===== Given data =====

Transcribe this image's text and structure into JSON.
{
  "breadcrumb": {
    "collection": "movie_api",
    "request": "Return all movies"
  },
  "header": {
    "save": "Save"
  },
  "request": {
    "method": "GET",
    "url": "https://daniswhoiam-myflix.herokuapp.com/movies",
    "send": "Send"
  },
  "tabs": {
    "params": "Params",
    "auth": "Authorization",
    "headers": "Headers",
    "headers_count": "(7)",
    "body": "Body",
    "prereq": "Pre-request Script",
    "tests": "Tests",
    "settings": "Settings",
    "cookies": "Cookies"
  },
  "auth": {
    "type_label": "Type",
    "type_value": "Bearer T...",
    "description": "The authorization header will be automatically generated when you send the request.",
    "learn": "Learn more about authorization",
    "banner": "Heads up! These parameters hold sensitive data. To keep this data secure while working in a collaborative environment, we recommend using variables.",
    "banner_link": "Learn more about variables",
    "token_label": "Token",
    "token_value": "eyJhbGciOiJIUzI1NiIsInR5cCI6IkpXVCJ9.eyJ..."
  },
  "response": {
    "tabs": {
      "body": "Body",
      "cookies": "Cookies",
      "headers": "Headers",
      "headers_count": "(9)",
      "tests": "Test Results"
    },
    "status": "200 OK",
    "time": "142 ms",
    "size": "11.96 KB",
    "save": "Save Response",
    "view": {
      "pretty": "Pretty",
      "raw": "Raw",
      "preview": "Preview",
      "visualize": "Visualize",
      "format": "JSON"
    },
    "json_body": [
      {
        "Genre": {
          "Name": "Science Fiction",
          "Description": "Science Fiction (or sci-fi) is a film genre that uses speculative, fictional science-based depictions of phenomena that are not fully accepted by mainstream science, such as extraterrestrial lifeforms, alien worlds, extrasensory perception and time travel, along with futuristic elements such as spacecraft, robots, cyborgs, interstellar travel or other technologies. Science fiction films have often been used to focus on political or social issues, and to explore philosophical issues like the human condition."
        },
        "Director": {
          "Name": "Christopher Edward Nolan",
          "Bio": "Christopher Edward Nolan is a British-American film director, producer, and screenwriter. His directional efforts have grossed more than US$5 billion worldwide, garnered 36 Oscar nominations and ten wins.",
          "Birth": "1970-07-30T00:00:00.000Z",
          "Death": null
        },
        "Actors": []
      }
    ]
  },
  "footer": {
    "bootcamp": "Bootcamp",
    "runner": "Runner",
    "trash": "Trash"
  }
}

=====

# [Task to carry out]
Exactly reproduce every line found in the records.

# [Result below]
Transcribe this image's text and structure into JSON.
{
  "breadcrumb": {
    "collection": "movie_api",
    "request": "Return all movies"
  },
  "header": {
    "save": "Save"
  },
  "request": {
    "method": "GET",
    "url": "https://daniswhoiam-myflix.herokuapp.com/movies",
    "send": "Send"
  },
  "tabs": {
    "params": "Params",
    "auth": "Authorization",
    "headers": "Headers",
    "headers_count": "(7)",
    "body": "Body",
    "prereq": "Pre-request Script",
    "tests": "Tests",
    "settings": "Settings",
    "cookies": "Cookies"
  },
  "auth": {
    "type_label": "Type",
    "type_value": "Bearer T...",
    "description": "The authorization header will be automatically generated when you send the request.",
    "learn": "Learn more about authorization",
    "banner": "Heads up! These parameters hold sensitive data. To keep this data secure while working in a collaborative environment, we recommend using variables.",
    "banner_link": "Learn more about variables",
    "token_label": "Token",
    "token_value": "eyJhbGciOiJIUzI1NiIsInR5cCI6IkpXVCJ9.eyJ..."
  },
  "response": {
    "tabs": {
      "body": "Body",
      "cookies": "Cookies",
      "headers": "Headers",
      "headers_count": "(9)",
      "tests": "Test Results"
    },
    "status": "200 OK",
    "time": "142 ms",
    "size": "11.96 KB",
    "save": "Save Response",
    "view": {
      "pretty": "Pretty",
      "raw": "Raw",
      "preview": "Preview",
      "visualize": "Visualize",
      "format": "JSON"
    },
    "json_body": [
      {
        "Genre": {
          "Name": "Science Fiction",
          "Description": "Science Fiction (or sci-fi) is a film genre that uses speculative, fictional science-based depictions of phenomena that are not fully accepted by mainstream science, such as extraterrestrial lifeforms, alien worlds, extrasensory perception and time travel, along with futuristic elements such as spacecraft, robots, cyborgs, interstellar travel or other technologies. Science fiction films have often been used to focus on political or social issues, and to explore philosophical issues like the human condition."
        },
        "Director": {
          "Name": "Christopher Edward Nolan",
          "Bio": "Christopher Edward Nolan is a British-American film director, producer, and screenwriter. His directional efforts have grossed more than US$5 billion worldwide, garnered 36 Oscar nominations and ten wins.",
          "Birth": "1970-07-30T00:00:00.000Z",
          "Death": null
        },
        "Actors": []
      }
    ]
  },
  "footer": {
    "bootcamp": "Bootcamp",
    "runner": "Runner",
    "trash": "Trash"
  }
}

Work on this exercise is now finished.